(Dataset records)
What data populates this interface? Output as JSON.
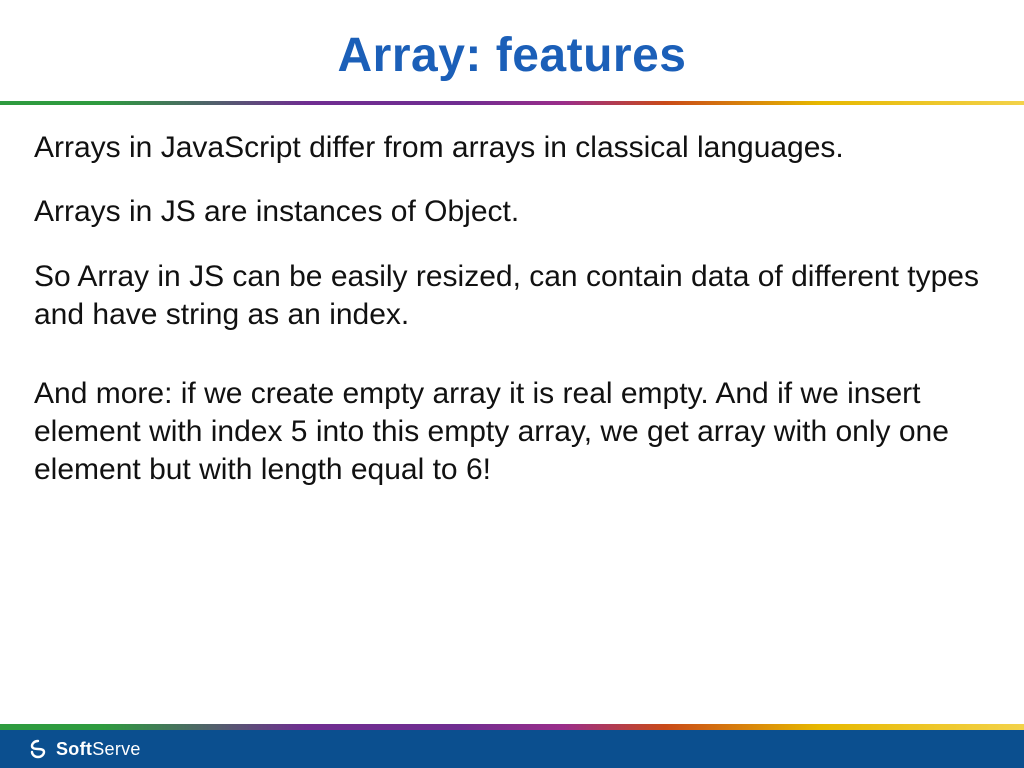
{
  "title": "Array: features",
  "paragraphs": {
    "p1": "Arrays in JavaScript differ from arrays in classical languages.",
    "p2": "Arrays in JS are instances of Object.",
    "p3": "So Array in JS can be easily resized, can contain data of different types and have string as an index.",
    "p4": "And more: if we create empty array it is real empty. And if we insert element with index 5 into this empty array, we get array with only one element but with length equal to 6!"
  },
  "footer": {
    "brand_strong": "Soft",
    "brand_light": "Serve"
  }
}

What to do: Keep the pictures out of the copy and write out the data exactly as it stands.

Result of the task:
What data populates this interface? Output as JSON.
{
  "title": "Array: features",
  "paragraphs": {
    "p1": "Arrays in JavaScript differ from arrays in classical languages.",
    "p2": "Arrays in JS are instances of Object.",
    "p3": "So Array in JS can be easily resized, can contain data of different types and have string as an index.",
    "p4": "And more: if we create empty array it is real empty. And if we insert element with index 5 into this empty array, we get array with only one element but with length equal to 6!"
  },
  "footer": {
    "brand_strong": "Soft",
    "brand_light": "Serve"
  }
}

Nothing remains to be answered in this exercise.